Exercise objective: Return the listing below unchanged, minus its pictures.

Data records:
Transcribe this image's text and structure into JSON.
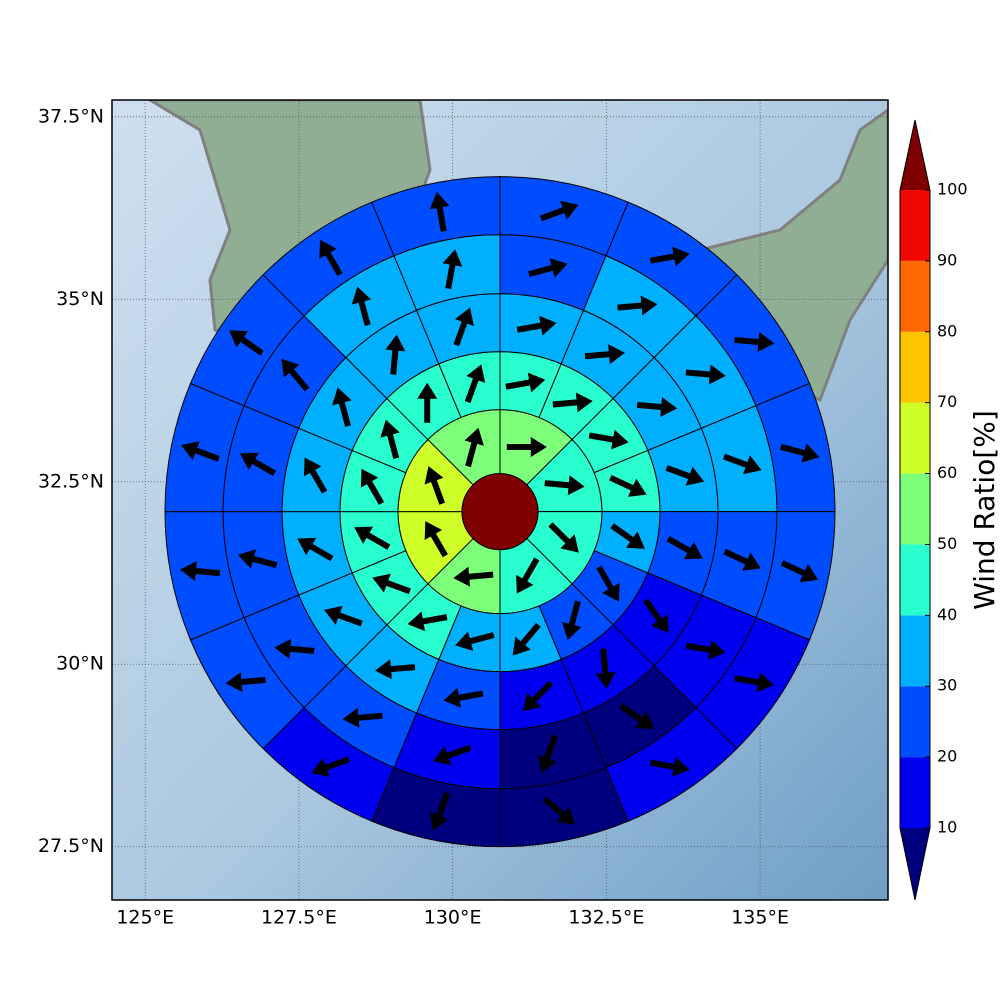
{
  "chart_data": {
    "type": "polar-grid-map",
    "xlim": [
      124.46,
      137.08
    ],
    "ylim": [
      26.77,
      37.73
    ],
    "xticks": [
      {
        "value": 125,
        "label": "125°E"
      },
      {
        "value": 127.5,
        "label": "127.5°E"
      },
      {
        "value": 130,
        "label": "130°E"
      },
      {
        "value": 132.5,
        "label": "132.5°E"
      },
      {
        "value": 135,
        "label": "135°E"
      }
    ],
    "yticks": [
      {
        "value": 27.5,
        "label": "27.5°N"
      },
      {
        "value": 30,
        "label": "30°N"
      },
      {
        "value": 32.5,
        "label": "32.5°N"
      },
      {
        "value": 35,
        "label": "35°N"
      },
      {
        "value": 37.5,
        "label": "37.5°N"
      }
    ],
    "grid": true,
    "center": {
      "lon": 130.77,
      "lat": 32.09,
      "value": 105
    },
    "rings": [
      {
        "values": [
          55,
          45,
          45,
          45,
          55,
          65,
          65,
          55
        ],
        "directions": [
          90,
          95,
          135,
          210,
          265,
          330,
          340,
          15
        ]
      },
      {
        "values": [
          45,
          45,
          45,
          45,
          35,
          25,
          25,
          35,
          35,
          45,
          45,
          45,
          45,
          45,
          45,
          45
        ],
        "directions": [
          80,
          85,
          100,
          115,
          125,
          150,
          195,
          220,
          255,
          260,
          290,
          300,
          330,
          345,
          0,
          20
        ]
      },
      {
        "values": [
          35,
          35,
          35,
          35,
          25,
          15,
          15,
          15,
          25,
          35,
          35,
          35,
          35,
          35,
          35,
          35
        ],
        "directions": [
          80,
          85,
          95,
          110,
          120,
          145,
          175,
          225,
          260,
          265,
          290,
          300,
          330,
          345,
          5,
          20
        ]
      },
      {
        "values": [
          25,
          35,
          35,
          35,
          25,
          15,
          5,
          5,
          15,
          25,
          25,
          25,
          25,
          25,
          35,
          35
        ],
        "directions": [
          75,
          85,
          95,
          110,
          115,
          100,
          125,
          200,
          250,
          265,
          275,
          285,
          300,
          320,
          345,
          10
        ]
      },
      {
        "values": [
          25,
          25,
          25,
          25,
          25,
          15,
          15,
          5,
          5,
          15,
          25,
          25,
          25,
          25,
          25,
          25
        ],
        "directions": [
          70,
          80,
          95,
          105,
          115,
          100,
          100,
          130,
          200,
          250,
          265,
          275,
          290,
          305,
          330,
          350
        ]
      }
    ],
    "colorbar": {
      "label": "Wind Ratio[%]",
      "ticks": [
        10,
        20,
        30,
        40,
        50,
        60,
        70,
        80,
        90,
        100
      ],
      "colors": [
        "#00007f",
        "#0000f1",
        "#004cff",
        "#00b0ff",
        "#29ffce",
        "#7dff7a",
        "#ceff29",
        "#ffc400",
        "#ff6800",
        "#f10800",
        "#7f0000"
      ],
      "extend": "both"
    }
  }
}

Exercise solution:
Transcribe this image's text and structure into JSON.
{
  "chart_data": {
    "type": "polar-grid-map",
    "xlim": [
      124.46,
      137.08
    ],
    "ylim": [
      26.77,
      37.73
    ],
    "xticks": [
      {
        "value": 125,
        "label": "125°E"
      },
      {
        "value": 127.5,
        "label": "127.5°E"
      },
      {
        "value": 130,
        "label": "130°E"
      },
      {
        "value": 132.5,
        "label": "132.5°E"
      },
      {
        "value": 135,
        "label": "135°E"
      }
    ],
    "yticks": [
      {
        "value": 27.5,
        "label": "27.5°N"
      },
      {
        "value": 30,
        "label": "30°N"
      },
      {
        "value": 32.5,
        "label": "32.5°N"
      },
      {
        "value": 35,
        "label": "35°N"
      },
      {
        "value": 37.5,
        "label": "37.5°N"
      }
    ],
    "grid": true,
    "center": {
      "lon": 130.77,
      "lat": 32.09,
      "value": 105
    },
    "rings": [
      {
        "values": [
          55,
          45,
          45,
          45,
          55,
          65,
          65,
          55
        ],
        "directions": [
          90,
          95,
          135,
          210,
          265,
          330,
          340,
          15
        ]
      },
      {
        "values": [
          45,
          45,
          45,
          45,
          35,
          25,
          25,
          35,
          35,
          45,
          45,
          45,
          45,
          45,
          45,
          45
        ],
        "directions": [
          80,
          85,
          100,
          115,
          125,
          150,
          195,
          220,
          255,
          260,
          290,
          300,
          330,
          345,
          0,
          20
        ]
      },
      {
        "values": [
          35,
          35,
          35,
          35,
          25,
          15,
          15,
          15,
          25,
          35,
          35,
          35,
          35,
          35,
          35,
          35
        ],
        "directions": [
          80,
          85,
          95,
          110,
          120,
          145,
          175,
          225,
          260,
          265,
          290,
          300,
          330,
          345,
          5,
          20
        ]
      },
      {
        "values": [
          25,
          35,
          35,
          35,
          25,
          15,
          5,
          5,
          15,
          25,
          25,
          25,
          25,
          25,
          35,
          35
        ],
        "directions": [
          75,
          85,
          95,
          110,
          115,
          100,
          125,
          200,
          250,
          265,
          275,
          285,
          300,
          320,
          345,
          10
        ]
      },
      {
        "values": [
          25,
          25,
          25,
          25,
          25,
          15,
          15,
          5,
          5,
          15,
          25,
          25,
          25,
          25,
          25,
          25
        ],
        "directions": [
          70,
          80,
          95,
          105,
          115,
          100,
          100,
          130,
          200,
          250,
          265,
          275,
          290,
          305,
          330,
          350
        ]
      }
    ],
    "colorbar": {
      "label": "Wind Ratio[%]",
      "ticks": [
        10,
        20,
        30,
        40,
        50,
        60,
        70,
        80,
        90,
        100
      ],
      "colors": [
        "#00007f",
        "#0000f1",
        "#004cff",
        "#00b0ff",
        "#29ffce",
        "#7dff7a",
        "#ceff29",
        "#ffc400",
        "#ff6800",
        "#f10800",
        "#7f0000"
      ],
      "extend": "both"
    }
  }
}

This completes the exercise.